§ **RECORDS PROVIDED**

····················

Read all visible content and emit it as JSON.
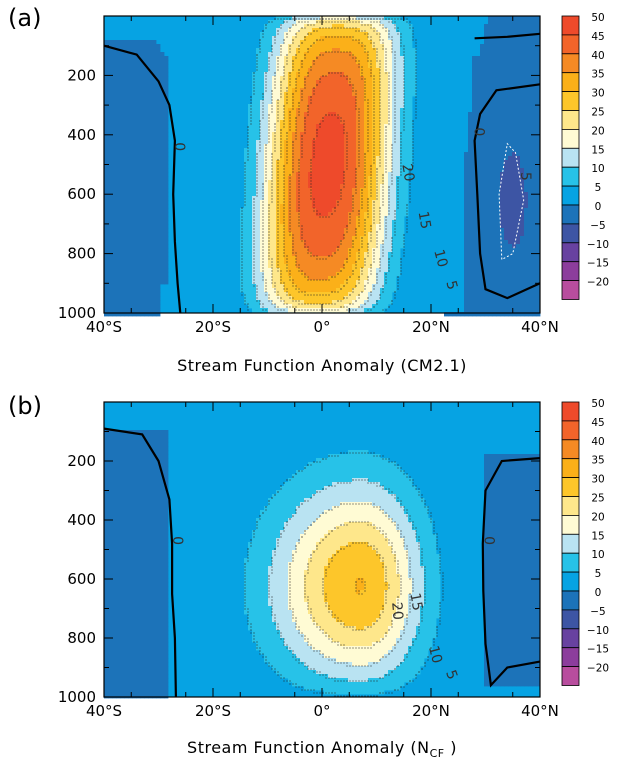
{
  "panels": [
    {
      "label": "(a)",
      "xlabel_main": "Stream Function Anomaly (CM2.1)",
      "xlabel_sub": ""
    },
    {
      "label": "(b)",
      "xlabel_main": "Stream Function Anomaly (N",
      "xlabel_sub": "CF"
    }
  ],
  "chart_data": [
    {
      "type": "heatmap",
      "title": "Stream Function Anomaly (CM2.1)",
      "xlabel": "",
      "ylabel": "",
      "x_ticks": [
        "40°S",
        "20°S",
        "0°",
        "20°N",
        "40°N"
      ],
      "x_range": [
        -40,
        40
      ],
      "y_ticks": [
        "200",
        "400",
        "600",
        "800",
        "1000"
      ],
      "y_range": [
        0,
        1000
      ],
      "y_reversed": true,
      "max_value": 47,
      "max_location": {
        "lat": 2,
        "pressure": 430
      },
      "negative_minimum": -8,
      "negative_minimum_location": {
        "lat": 35,
        "pressure": 620
      },
      "contour_labels": [
        "0",
        "0",
        "20",
        "15",
        "10",
        "5",
        "5"
      ],
      "colorbar_levels": [
        50,
        45,
        40,
        35,
        30,
        25,
        20,
        15,
        10,
        5,
        0,
        -5,
        -10,
        -15,
        -20
      ]
    },
    {
      "type": "heatmap",
      "title": "Stream Function Anomaly (NCF)",
      "xlabel": "",
      "ylabel": "",
      "x_ticks": [
        "40°S",
        "20°S",
        "0°",
        "20°N",
        "40°N"
      ],
      "x_range": [
        -40,
        40
      ],
      "y_ticks": [
        "200",
        "400",
        "600",
        "800",
        "1000"
      ],
      "y_range": [
        0,
        1000
      ],
      "y_reversed": true,
      "max_value": 31,
      "max_location": {
        "lat": 7,
        "pressure": 650
      },
      "contour_labels": [
        "0",
        "0",
        "20",
        "15",
        "10",
        "5"
      ],
      "colorbar_levels": [
        50,
        45,
        40,
        35,
        30,
        25,
        20,
        15,
        10,
        5,
        0,
        -5,
        -10,
        -15,
        -20
      ]
    }
  ],
  "colorbar": {
    "levels": [
      "50",
      "45",
      "40",
      "35",
      "30",
      "25",
      "20",
      "15",
      "10",
      "5",
      "0",
      "−5",
      "−10",
      "−15",
      "−20"
    ],
    "colors": [
      "#ee4a2b",
      "#f2642a",
      "#f58a24",
      "#fbb019",
      "#fdc62a",
      "#fee78b",
      "#fffbd4",
      "#b9e3f2",
      "#27c2e8",
      "#06a3e3",
      "#1c73b9",
      "#3d55a4",
      "#6842a0",
      "#8c3d9c",
      "#b84d9e"
    ]
  }
}
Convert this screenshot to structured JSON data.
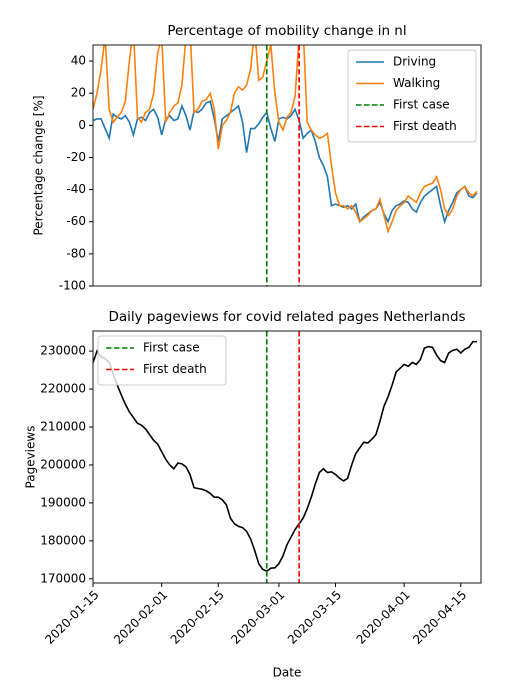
{
  "chart_data": [
    {
      "type": "line",
      "title": "Percentage of mobility change in nl",
      "y_label": "Percentage change [%]",
      "x": [
        "2020-01-15",
        "2020-01-16",
        "2020-01-17",
        "2020-01-18",
        "2020-01-19",
        "2020-01-20",
        "2020-01-21",
        "2020-01-22",
        "2020-01-23",
        "2020-01-24",
        "2020-01-25",
        "2020-01-26",
        "2020-01-27",
        "2020-01-28",
        "2020-01-29",
        "2020-01-30",
        "2020-01-31",
        "2020-02-01",
        "2020-02-02",
        "2020-02-03",
        "2020-02-04",
        "2020-02-05",
        "2020-02-06",
        "2020-02-07",
        "2020-02-08",
        "2020-02-09",
        "2020-02-10",
        "2020-02-11",
        "2020-02-12",
        "2020-02-13",
        "2020-02-14",
        "2020-02-15",
        "2020-02-16",
        "2020-02-17",
        "2020-02-18",
        "2020-02-19",
        "2020-02-20",
        "2020-02-21",
        "2020-02-22",
        "2020-02-23",
        "2020-02-24",
        "2020-02-25",
        "2020-02-26",
        "2020-02-27",
        "2020-02-28",
        "2020-02-29",
        "2020-03-01",
        "2020-03-02",
        "2020-03-03",
        "2020-03-04",
        "2020-03-05",
        "2020-03-06",
        "2020-03-07",
        "2020-03-08",
        "2020-03-09",
        "2020-03-10",
        "2020-03-11",
        "2020-03-12",
        "2020-03-13",
        "2020-03-14",
        "2020-03-15",
        "2020-03-16",
        "2020-03-17",
        "2020-03-18",
        "2020-03-19",
        "2020-03-20",
        "2020-03-21",
        "2020-03-22",
        "2020-03-23",
        "2020-03-24",
        "2020-03-25",
        "2020-03-26",
        "2020-03-27",
        "2020-03-28",
        "2020-03-29",
        "2020-03-30",
        "2020-03-31",
        "2020-04-01",
        "2020-04-02",
        "2020-04-03",
        "2020-04-04",
        "2020-04-05",
        "2020-04-06",
        "2020-04-07",
        "2020-04-08",
        "2020-04-09",
        "2020-04-10",
        "2020-04-11",
        "2020-04-12",
        "2020-04-13",
        "2020-04-14",
        "2020-04-15",
        "2020-04-16",
        "2020-04-17",
        "2020-04-18",
        "2020-04-19"
      ],
      "series": [
        {
          "name": "Driving",
          "color": "#1f77b4",
          "values": [
            3,
            4,
            4,
            -2,
            -8,
            7,
            5,
            4,
            6,
            2,
            -6,
            4,
            5,
            3,
            8,
            10,
            5,
            -6,
            4,
            6,
            3,
            4,
            12,
            6,
            -3,
            9,
            8,
            10,
            14,
            15,
            4,
            -10,
            4,
            6,
            8,
            10,
            12,
            2,
            -17,
            -2,
            -2,
            1,
            5,
            8,
            -2,
            -10,
            4,
            5,
            4,
            6,
            10,
            3,
            -8,
            -5,
            -3,
            -10,
            -20,
            -25,
            -32,
            -50,
            -49,
            -50,
            -51,
            -50,
            -52,
            -49,
            -60,
            -57,
            -55,
            -53,
            -52,
            -48,
            -55,
            -60,
            -53,
            -50,
            -49,
            -47,
            -48,
            -52,
            -54,
            -48,
            -44,
            -42,
            -40,
            -38,
            -50,
            -60,
            -53,
            -48,
            -42,
            -40,
            -38,
            -44,
            -45,
            -42
          ]
        },
        {
          "name": "Walking",
          "color": "#ff7f0e",
          "values": [
            10,
            20,
            35,
            55,
            10,
            2,
            5,
            8,
            15,
            40,
            60,
            5,
            2,
            8,
            10,
            20,
            45,
            55,
            2,
            8,
            12,
            14,
            25,
            55,
            60,
            8,
            10,
            15,
            16,
            20,
            10,
            -15,
            0,
            3,
            8,
            20,
            24,
            22,
            25,
            35,
            60,
            28,
            30,
            40,
            50,
            20,
            2,
            -3,
            5,
            8,
            18,
            55,
            60,
            2,
            -3,
            -6,
            -8,
            -7,
            -5,
            -25,
            -42,
            -50,
            -50,
            -52,
            -50,
            -54,
            -60,
            -58,
            -56,
            -53,
            -52,
            -46,
            -56,
            -66,
            -60,
            -53,
            -50,
            -48,
            -44,
            -46,
            -48,
            -42,
            -38,
            -37,
            -36,
            -32,
            -40,
            -52,
            -56,
            -52,
            -44,
            -40,
            -38,
            -42,
            -44,
            -41
          ]
        }
      ],
      "vlines": [
        {
          "name": "First case",
          "x": "2020-02-27",
          "color": "green"
        },
        {
          "name": "First death",
          "x": "2020-03-06",
          "color": "red"
        }
      ],
      "xlim": [
        "2020-01-15",
        "2020-04-20"
      ],
      "ylim": [
        -100,
        50
      ],
      "yticks": [
        -100,
        -80,
        -60,
        -40,
        -20,
        0,
        20,
        40
      ],
      "legend": "upper right"
    },
    {
      "type": "line",
      "title": "Daily pageviews for covid related pages Netherlands",
      "y_label": "Pageviews",
      "x_label": "Date",
      "x": [
        "2020-01-15",
        "2020-01-16",
        "2020-01-17",
        "2020-01-18",
        "2020-01-19",
        "2020-01-20",
        "2020-01-21",
        "2020-01-22",
        "2020-01-23",
        "2020-01-24",
        "2020-01-25",
        "2020-01-26",
        "2020-01-27",
        "2020-01-28",
        "2020-01-29",
        "2020-01-30",
        "2020-01-31",
        "2020-02-01",
        "2020-02-02",
        "2020-02-03",
        "2020-02-04",
        "2020-02-05",
        "2020-02-06",
        "2020-02-07",
        "2020-02-08",
        "2020-02-09",
        "2020-02-10",
        "2020-02-11",
        "2020-02-12",
        "2020-02-13",
        "2020-02-14",
        "2020-02-15",
        "2020-02-16",
        "2020-02-17",
        "2020-02-18",
        "2020-02-19",
        "2020-02-20",
        "2020-02-21",
        "2020-02-22",
        "2020-02-23",
        "2020-02-24",
        "2020-02-25",
        "2020-02-26",
        "2020-02-27",
        "2020-02-28",
        "2020-02-29",
        "2020-03-01",
        "2020-03-02",
        "2020-03-03",
        "2020-03-04",
        "2020-03-05",
        "2020-03-06",
        "2020-03-07",
        "2020-03-08",
        "2020-03-09",
        "2020-03-10",
        "2020-03-11",
        "2020-03-12",
        "2020-03-13",
        "2020-03-14",
        "2020-03-15",
        "2020-03-16",
        "2020-03-17",
        "2020-03-18",
        "2020-03-19",
        "2020-03-20",
        "2020-03-21",
        "2020-03-22",
        "2020-03-23",
        "2020-03-24",
        "2020-03-25",
        "2020-03-26",
        "2020-03-27",
        "2020-03-28",
        "2020-03-29",
        "2020-03-30",
        "2020-03-31",
        "2020-04-01",
        "2020-04-02",
        "2020-04-03",
        "2020-04-04",
        "2020-04-05",
        "2020-04-06",
        "2020-04-07",
        "2020-04-08",
        "2020-04-09",
        "2020-04-10",
        "2020-04-11",
        "2020-04-12",
        "2020-04-13",
        "2020-04-14",
        "2020-04-15",
        "2020-04-16",
        "2020-04-17",
        "2020-04-18",
        "2020-04-19"
      ],
      "series": [
        {
          "color": "#000000",
          "values": [
            227000,
            230000,
            228500,
            228000,
            227000,
            224000,
            221000,
            218500,
            216000,
            214000,
            212500,
            211000,
            210500,
            209500,
            208000,
            206500,
            205500,
            203500,
            201500,
            200000,
            199000,
            200500,
            200300,
            199500,
            197500,
            194000,
            193800,
            193600,
            193200,
            192500,
            191500,
            191500,
            190800,
            189500,
            186000,
            184500,
            183800,
            183500,
            182500,
            180500,
            177500,
            174000,
            172500,
            172000,
            172800,
            172900,
            174000,
            176000,
            179000,
            181000,
            183000,
            184500,
            186000,
            188500,
            191500,
            195000,
            198000,
            199000,
            198000,
            198200,
            197500,
            196500,
            195800,
            196500,
            200000,
            203000,
            204500,
            206000,
            205800,
            206800,
            208000,
            211500,
            215500,
            218000,
            221000,
            224500,
            225500,
            226500,
            226000,
            227000,
            226500,
            227800,
            230800,
            231200,
            231000,
            229000,
            227500,
            227000,
            229500,
            230200,
            230500,
            229500,
            230500,
            231000,
            232500,
            232500
          ]
        }
      ],
      "vlines": [
        {
          "name": "First case",
          "x": "2020-02-27",
          "color": "green"
        },
        {
          "name": "First death",
          "x": "2020-03-06",
          "color": "red"
        }
      ],
      "xlim": [
        "2020-01-15",
        "2020-04-20"
      ],
      "xticks": [
        "2020-01-15",
        "2020-02-01",
        "2020-02-15",
        "2020-03-01",
        "2020-03-15",
        "2020-04-01",
        "2020-04-15"
      ],
      "ylim": [
        168900,
        235300
      ],
      "yticks": [
        170000,
        180000,
        190000,
        200000,
        210000,
        220000,
        230000
      ],
      "legend": "upper left"
    }
  ]
}
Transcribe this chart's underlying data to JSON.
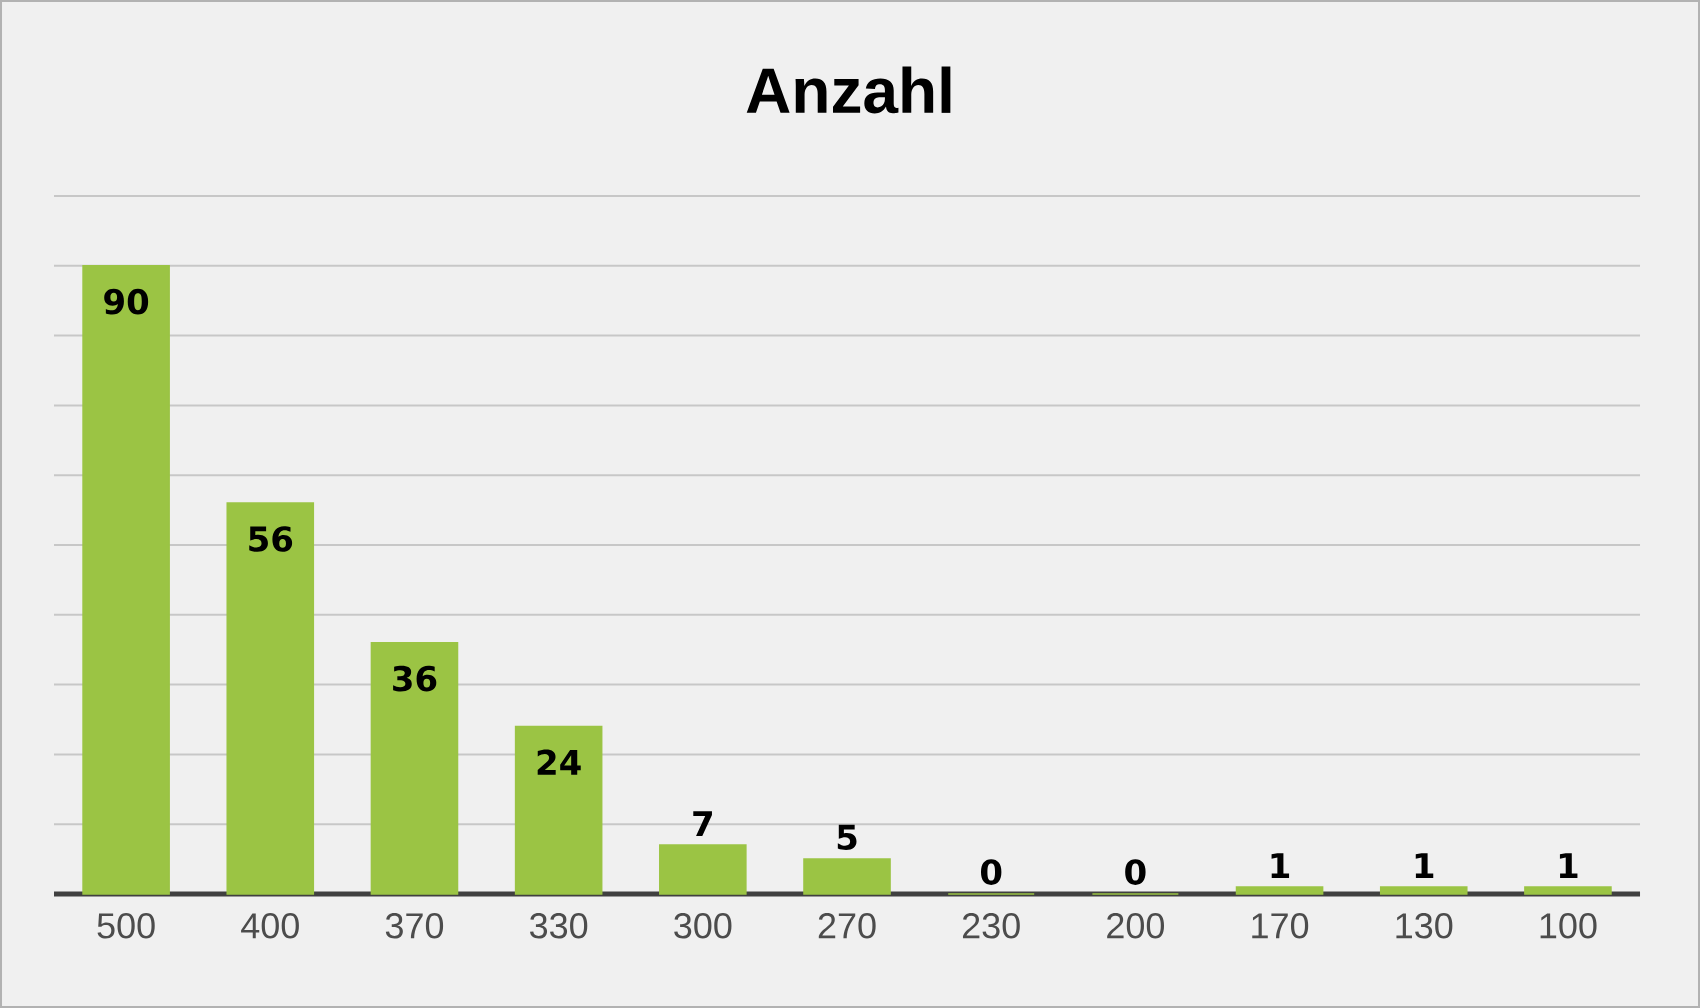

····················

§ **EXERCISE BRIEF**
How many lines in the records above contain the word "upper"? Reply with the number alone.

§ **WORKED ANSWER**
2